• **Exercise inputs**:
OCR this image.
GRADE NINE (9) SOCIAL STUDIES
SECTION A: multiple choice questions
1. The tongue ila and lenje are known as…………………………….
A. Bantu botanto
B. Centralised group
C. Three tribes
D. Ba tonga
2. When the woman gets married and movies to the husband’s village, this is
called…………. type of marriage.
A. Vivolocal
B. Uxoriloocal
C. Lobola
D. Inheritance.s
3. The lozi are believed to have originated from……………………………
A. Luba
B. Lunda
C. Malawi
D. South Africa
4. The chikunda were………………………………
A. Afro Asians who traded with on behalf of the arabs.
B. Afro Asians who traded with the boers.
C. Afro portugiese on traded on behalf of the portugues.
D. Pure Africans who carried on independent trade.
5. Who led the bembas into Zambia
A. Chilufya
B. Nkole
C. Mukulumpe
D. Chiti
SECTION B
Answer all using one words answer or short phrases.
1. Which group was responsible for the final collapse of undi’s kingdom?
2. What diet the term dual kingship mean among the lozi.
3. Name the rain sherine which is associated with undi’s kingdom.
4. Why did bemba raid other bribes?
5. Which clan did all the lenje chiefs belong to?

• **Challenge**:
Repeat the material from above exactly, word for word.

• **Written reply**:
OCR this image.
GRADE NINE (9) SOCIAL STUDIES
SECTION A: multiple choice questions
1. The tongue ila and lenje are known as…………………………….
A. Bantu botanto
B. Centralised group
C. Three tribes
D. Ba tonga
2. When the woman gets married and movies to the husband’s village, this is
called…………. type of marriage.
A. Vivolocal
B. Uxoriloocal
C. Lobola
D. Inheritance.s
3. The lozi are believed to have originated from……………………………
A. Luba
B. Lunda
C. Malawi
D. South Africa
4. The chikunda were………………………………
A. Afro Asians who traded with on behalf of the arabs.
B. Afro Asians who traded with the boers.
C. Afro portugiese on traded on behalf of the portugues.
D. Pure Africans who carried on independent trade.
5. Who led the bembas into Zambia
A. Chilufya
B. Nkole
C. Mukulumpe
D. Chiti
SECTION B
Answer all using one words answer or short phrases.
1. Which group was responsible for the final collapse of undi’s kingdom?
2. What diet the term dual kingship mean among the lozi.
3. Name the rain sherine which is associated with undi’s kingdom.
4. Why did bemba raid other bribes?
5. Which clan did all the lenje chiefs belong to?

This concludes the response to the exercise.